§ EXERCISE:
Write out all of the entries that follow, word for word, but skip the pictures.

§ DATA SUPPLIED:
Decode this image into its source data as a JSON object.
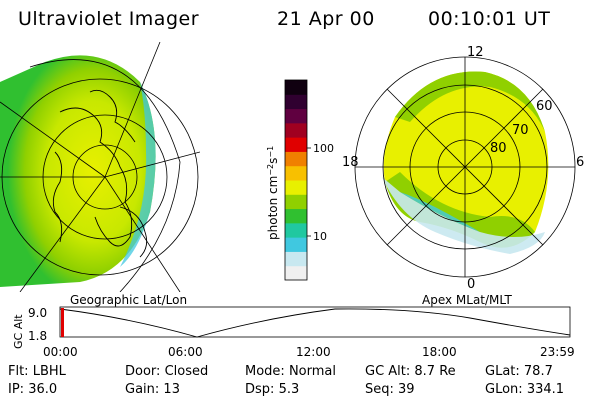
{
  "header": {
    "instrument": "Ultraviolet Imager",
    "date": "21 Apr 00",
    "time": "00:10:01  UT"
  },
  "geo_panel": {
    "label": "Geographic Lat/Lon"
  },
  "apex_panel": {
    "label": "Apex MLat/MLT",
    "mlt_labels": [
      "12",
      "18",
      "6",
      "0"
    ],
    "lat_labels": [
      "60",
      "70",
      "80"
    ]
  },
  "colorbar": {
    "unit_label": "photon cm",
    "unit_exp1": "−2",
    "unit_mid": "s",
    "unit_exp2": "−1",
    "tick_labels": [
      "100",
      "10"
    ],
    "colors": [
      "#f0f0f0",
      "#c8e8f0",
      "#40c8e0",
      "#20c8a0",
      "#30c030",
      "#90d000",
      "#e8f000",
      "#f8c000",
      "#f08000",
      "#e00000",
      "#a00020",
      "#600040",
      "#300030",
      "#100010"
    ]
  },
  "timeline": {
    "axis_label": "GC Alt",
    "y_ticks": [
      "9.0",
      "1.8"
    ],
    "x_ticks": [
      "00:00",
      "06:00",
      "12:00",
      "18:00",
      "23:59"
    ],
    "marker_color": "#e00000"
  },
  "info": {
    "row1": [
      {
        "label": "Flt:",
        "value": "LBHL"
      },
      {
        "label": "Door:",
        "value": "Closed"
      },
      {
        "label": "Mode:",
        "value": "Normal"
      },
      {
        "label": "GC Alt:",
        "value": "8.7 Re"
      },
      {
        "label": "GLat:",
        "value": "78.7"
      }
    ],
    "row2": [
      {
        "label": "IP:",
        "value": "36.0"
      },
      {
        "label": "Gain:",
        "value": "13"
      },
      {
        "label": "Dsp:",
        "value": "5.3"
      },
      {
        "label": "Seq:",
        "value": "39"
      },
      {
        "label": "GLon:",
        "value": "334.1"
      }
    ]
  },
  "colors": {
    "aurora_yellow": "#e8f000",
    "aurora_green": "#90d000",
    "aurora_darkgreen": "#30c030",
    "aurora_cyan": "#40c8e0",
    "aurora_lightcyan": "#c8e8f0"
  }
}
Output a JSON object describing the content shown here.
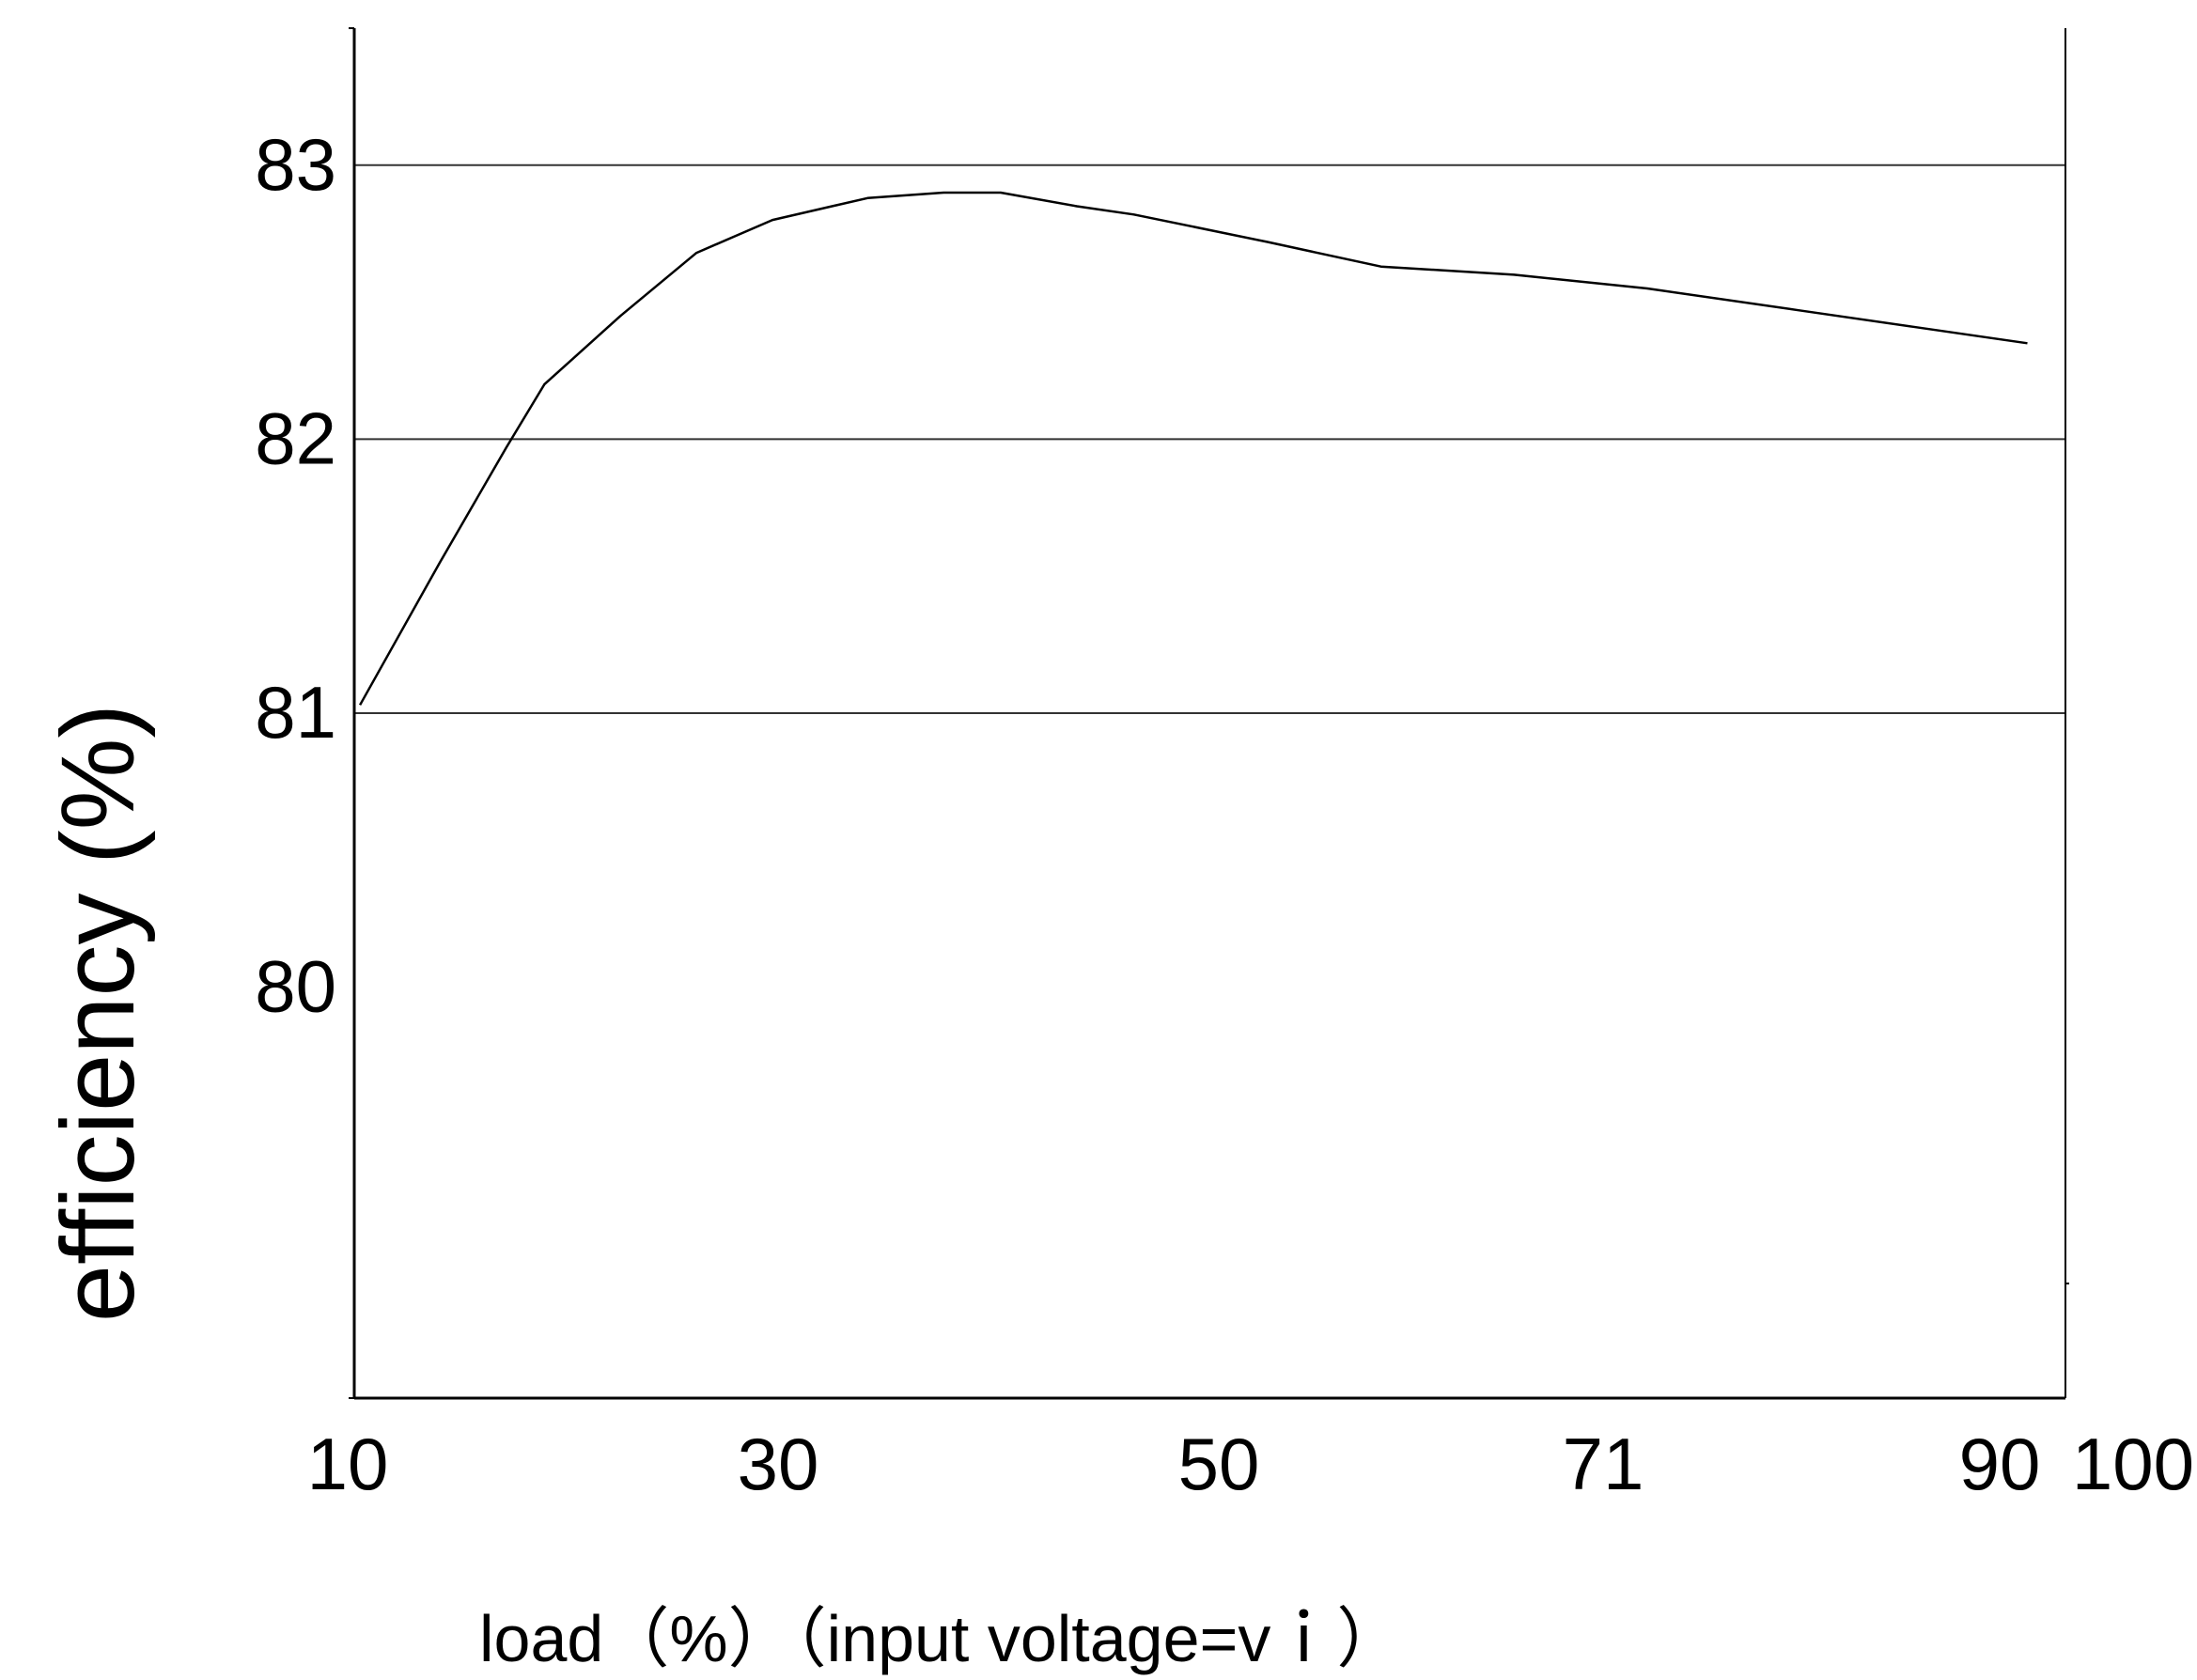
{
  "chart_data": {
    "type": "line",
    "title": "",
    "xlabel": "load（%）（input voltage=vｉ）",
    "ylabel": "efficiency (%)",
    "x_tick_labels": [
      "10",
      "30",
      "50",
      "71",
      "90",
      "100"
    ],
    "y_tick_labels": [
      "80",
      "81",
      "82",
      "83"
    ],
    "xlim": [
      10,
      100
    ],
    "ylim": [
      78.5,
      83.5
    ],
    "grid": {
      "horizontal": [
        81,
        82,
        83
      ],
      "vertical": false
    },
    "legend": "none",
    "series": [
      {
        "x": [
          10.3,
          14.5,
          18,
          20,
          24,
          28,
          32,
          37,
          41,
          44,
          48,
          51,
          58,
          64,
          71,
          78,
          86,
          92,
          98
        ],
        "y": [
          81.03,
          81.55,
          81.97,
          82.2,
          82.45,
          82.68,
          82.8,
          82.88,
          82.9,
          82.9,
          82.85,
          82.82,
          82.72,
          82.63,
          82.6,
          82.55,
          82.47,
          82.41,
          82.35
        ]
      }
    ],
    "colors": {
      "line": "#000000",
      "grid": "#333333",
      "axis": "#000000"
    }
  }
}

§ THE RESPONSE:
Decode this image into its source data as a JSON object.
{
  "header": {
    "instrument": "Ultraviolet Imager",
    "date": "21 Apr 00",
    "time": "00:10:01  UT"
  },
  "geo_panel": {
    "label": "Geographic Lat/Lon"
  },
  "apex_panel": {
    "label": "Apex MLat/MLT",
    "mlt_labels": [
      "12",
      "18",
      "6",
      "0"
    ],
    "lat_labels": [
      "60",
      "70",
      "80"
    ]
  },
  "colorbar": {
    "unit_label": "photon cm",
    "unit_exp1": "−2",
    "unit_mid": "s",
    "unit_exp2": "−1",
    "tick_labels": [
      "100",
      "10"
    ],
    "colors": [
      "#f0f0f0",
      "#c8e8f0",
      "#40c8e0",
      "#20c8a0",
      "#30c030",
      "#90d000",
      "#e8f000",
      "#f8c000",
      "#f08000",
      "#e00000",
      "#a00020",
      "#600040",
      "#300030",
      "#100010"
    ]
  },
  "timeline": {
    "axis_label": "GC Alt",
    "y_ticks": [
      "9.0",
      "1.8"
    ],
    "x_ticks": [
      "00:00",
      "06:00",
      "12:00",
      "18:00",
      "23:59"
    ],
    "marker_color": "#e00000"
  },
  "info": {
    "row1": [
      {
        "label": "Flt:",
        "value": "LBHL"
      },
      {
        "label": "Door:",
        "value": "Closed"
      },
      {
        "label": "Mode:",
        "value": "Normal"
      },
      {
        "label": "GC Alt:",
        "value": "8.7 Re"
      },
      {
        "label": "GLat:",
        "value": "78.7"
      }
    ],
    "row2": [
      {
        "label": "IP:",
        "value": "36.0"
      },
      {
        "label": "Gain:",
        "value": "13"
      },
      {
        "label": "Dsp:",
        "value": "5.3"
      },
      {
        "label": "Seq:",
        "value": "39"
      },
      {
        "label": "GLon:",
        "value": "334.1"
      }
    ]
  },
  "colors": {
    "aurora_yellow": "#e8f000",
    "aurora_green": "#90d000",
    "aurora_darkgreen": "#30c030",
    "aurora_cyan": "#40c8e0",
    "aurora_lightcyan": "#c8e8f0"
  }
}
Output a JSON object describing the content shown here.
{
  "chart_data": {
    "type": "line",
    "title": "",
    "xlabel": "load（%）（input voltage=vｉ）",
    "ylabel": "efficiency (%)",
    "x_tick_labels": [
      "10",
      "30",
      "50",
      "71",
      "90",
      "100"
    ],
    "y_tick_labels": [
      "80",
      "81",
      "82",
      "83"
    ],
    "xlim": [
      10,
      100
    ],
    "ylim": [
      78.5,
      83.5
    ],
    "grid": {
      "horizontal": [
        81,
        82,
        83
      ],
      "vertical": false
    },
    "legend": "none",
    "series": [
      {
        "x": [
          10.3,
          14.5,
          18,
          20,
          24,
          28,
          32,
          37,
          41,
          44,
          48,
          51,
          58,
          64,
          71,
          78,
          86,
          92,
          98
        ],
        "y": [
          81.03,
          81.55,
          81.97,
          82.2,
          82.45,
          82.68,
          82.8,
          82.88,
          82.9,
          82.9,
          82.85,
          82.82,
          82.72,
          82.63,
          82.6,
          82.55,
          82.47,
          82.41,
          82.35
        ]
      }
    ],
    "colors": {
      "line": "#000000",
      "grid": "#333333",
      "axis": "#000000"
    }
  }
}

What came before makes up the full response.